-- start of Excerpted data --

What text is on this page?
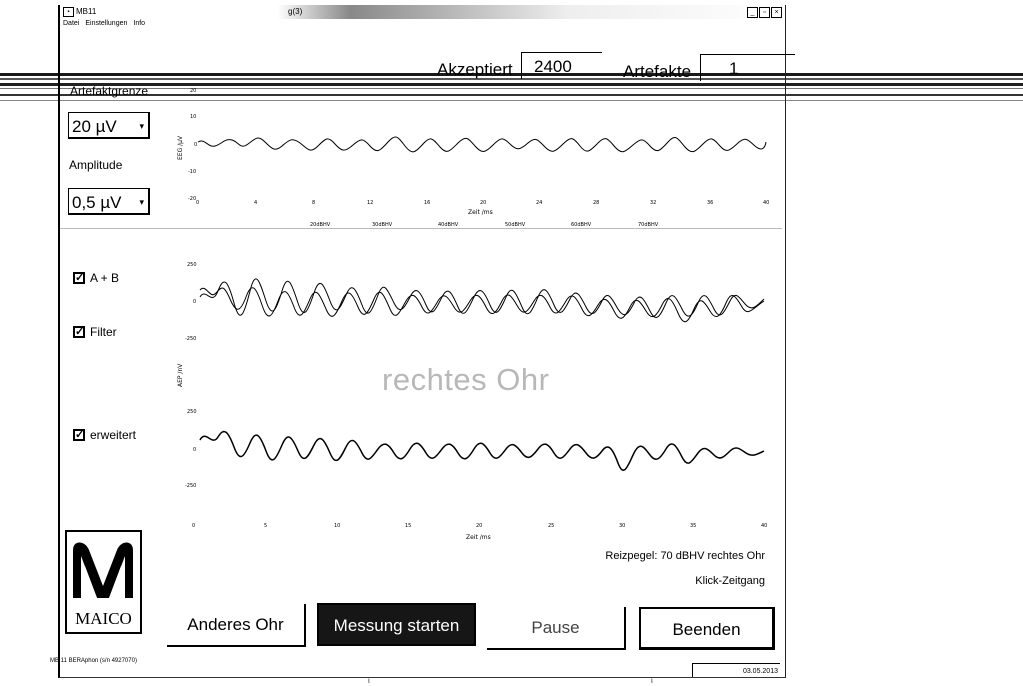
▪ MB11	g(3)	_	▫	×
Datei Einstellungen Info
Akzeptiert	2400	Artefakte	1
Artefaktgrenze
20 µV	▾
Amplitude
0,5 µV ▾
✓ A + B
✓ Filter
✓ erweitert
20
10
0
-10
-20
EEG /µV
0	4	8	12	16	20	24	28	32	36	40
Zeit /ms
20dBHV	30dBHV	40dBHV	50dBHV	60dBHV	70dBHV
250
0
-250
AEP /nV
250
0
-250
0	5	10	15	20	25	30	35	40
Zeit /ms
rechtes Ohr
Reizpegel: 70 dBHV rechtes Ohr
Klick-Zeitgang
MAICO	Anderes Ohr	Messung starten	Pause	Beenden
MB 11 BERAphon (s/n 4927070)
03.05.2013
ι	ι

-- end of Excerpted data --

◆ The problem
Output the material word for word, omitting its pictures.

◆ Response
What text is on this page?
▪ MB11	g(3)	_	▫	×
Datei Einstellungen Info
Akzeptiert	2400	Artefakte	1
Artefaktgrenze
20 µV	▾
Amplitude
0,5 µV ▾
✓ A + B
✓ Filter
✓ erweitert
20
10
0
-10
-20
EEG /µV
0	4	8	12	16	20	24	28	32	36	40
Zeit /ms
20dBHV	30dBHV	40dBHV	50dBHV	60dBHV	70dBHV
250
0
-250
AEP /nV
250
0
-250
0	5	10	15	20	25	30	35	40
Zeit /ms
rechtes Ohr
Reizpegel: 70 dBHV rechtes Ohr
Klick-Zeitgang
MAICO	Anderes Ohr	Messung starten	Pause	Beenden
MB 11 BERAphon (s/n 4927070)
03.05.2013
ι	ι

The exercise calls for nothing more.